**Recorded information**:

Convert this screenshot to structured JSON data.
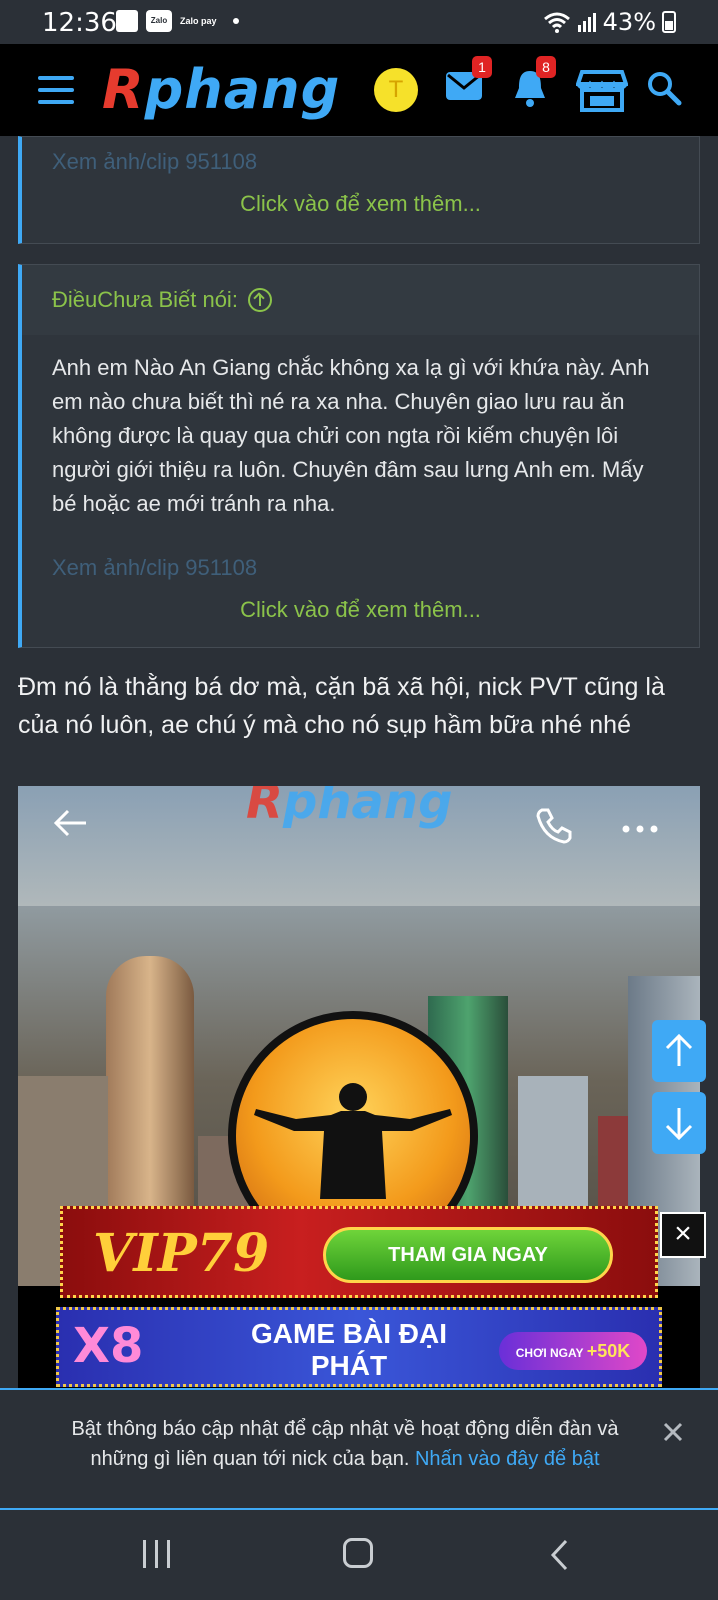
{
  "status_bar": {
    "time": "12:36",
    "battery": "43%",
    "zalo_label": "Zalo",
    "zalopay_label": "Zalo pay"
  },
  "header": {
    "logo_r": "R",
    "logo_rest": "phang",
    "avatar_letter": "T",
    "inbox_badge": "1",
    "alerts_badge": "8",
    "accent_color": "#3fa9f5"
  },
  "quote1": {
    "faded_link": "Xem ảnh/clip 951108",
    "click_more": "Click vào để xem thêm..."
  },
  "quote2": {
    "author_line": "ĐiềuChưa Biết nói:",
    "body": "Anh em Nào An Giang chắc không xa lạ gì với khứa này. Anh em nào chưa biết thì né ra xa nha. Chuyên giao lưu rau ăn không được là quay qua chửi con ngta rồi kiếm chuyện lôi người giới thiệu ra luôn. Chuyên đâm sau lưng Anh em. Mấy bé hoặc ae mới tránh ra nha.",
    "faded_link": "Xem ảnh/clip 951108",
    "click_more": "Click vào để xem thêm..."
  },
  "post": {
    "text": "Đm nó là thằng bá dơ mà, cặn bã xã hội, nick PVT cũng là của nó luôn, ae chú ý mà cho nó sụp hầm bữa nhé nhé",
    "watermark_r": "R",
    "watermark_rest": "phang"
  },
  "ads": {
    "ad1_brand": "VIP79",
    "ad1_cta": "THAM GIA NGAY",
    "ad2_brand": "X8",
    "ad2_title": "GAME BÀI ĐẠI PHÁT",
    "ad2_cta_prefix": "CHƠI NGAY",
    "ad2_cta_bonus": "+50K"
  },
  "notification": {
    "text": "Bật thông báo cập nhật để cập nhật về hoạt động diễn đàn và những gì liên quan tới nick của bạn. ",
    "link": "Nhấn vào đây để bật"
  }
}
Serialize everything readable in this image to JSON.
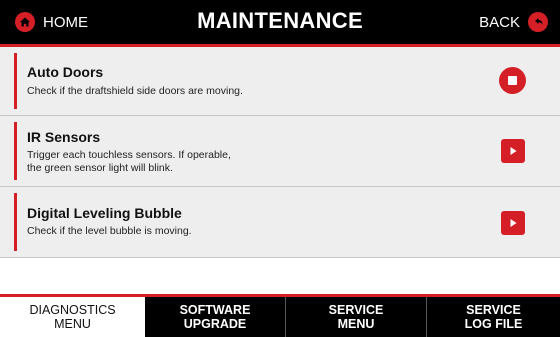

**Problem to solve**:
All records should be output exactly, with the pictures left out.

**Task solution**:
Convert this screenshot to structured JSON data.
{
  "status_bar": {
    "time": "12:36",
    "battery": "43%",
    "zalo_label": "Zalo",
    "zalopay_label": "Zalo pay"
  },
  "header": {
    "logo_r": "R",
    "logo_rest": "phang",
    "avatar_letter": "T",
    "inbox_badge": "1",
    "alerts_badge": "8",
    "accent_color": "#3fa9f5"
  },
  "quote1": {
    "faded_link": "Xem ảnh/clip 951108",
    "click_more": "Click vào để xem thêm..."
  },
  "quote2": {
    "author_line": "ĐiềuChưa Biết nói:",
    "body": "Anh em Nào An Giang chắc không xa lạ gì với khứa này. Anh em nào chưa biết thì né ra xa nha. Chuyên giao lưu rau ăn không được là quay qua chửi con ngta rồi kiếm chuyện lôi người giới thiệu ra luôn. Chuyên đâm sau lưng Anh em. Mấy bé hoặc ae mới tránh ra nha.",
    "faded_link": "Xem ảnh/clip 951108",
    "click_more": "Click vào để xem thêm..."
  },
  "post": {
    "text": "Đm nó là thằng bá dơ mà, cặn bã xã hội, nick PVT cũng là của nó luôn, ae chú ý mà cho nó sụp hầm bữa nhé nhé",
    "watermark_r": "R",
    "watermark_rest": "phang"
  },
  "ads": {
    "ad1_brand": "VIP79",
    "ad1_cta": "THAM GIA NGAY",
    "ad2_brand": "X8",
    "ad2_title": "GAME BÀI ĐẠI PHÁT",
    "ad2_cta_prefix": "CHƠI NGAY",
    "ad2_cta_bonus": "+50K"
  },
  "notification": {
    "text": "Bật thông báo cập nhật để cập nhật về hoạt động diễn đàn và những gì liên quan tới nick của bạn. ",
    "link": "Nhấn vào đây để bật"
  }
}
Serialize everything readable in this image to JSON.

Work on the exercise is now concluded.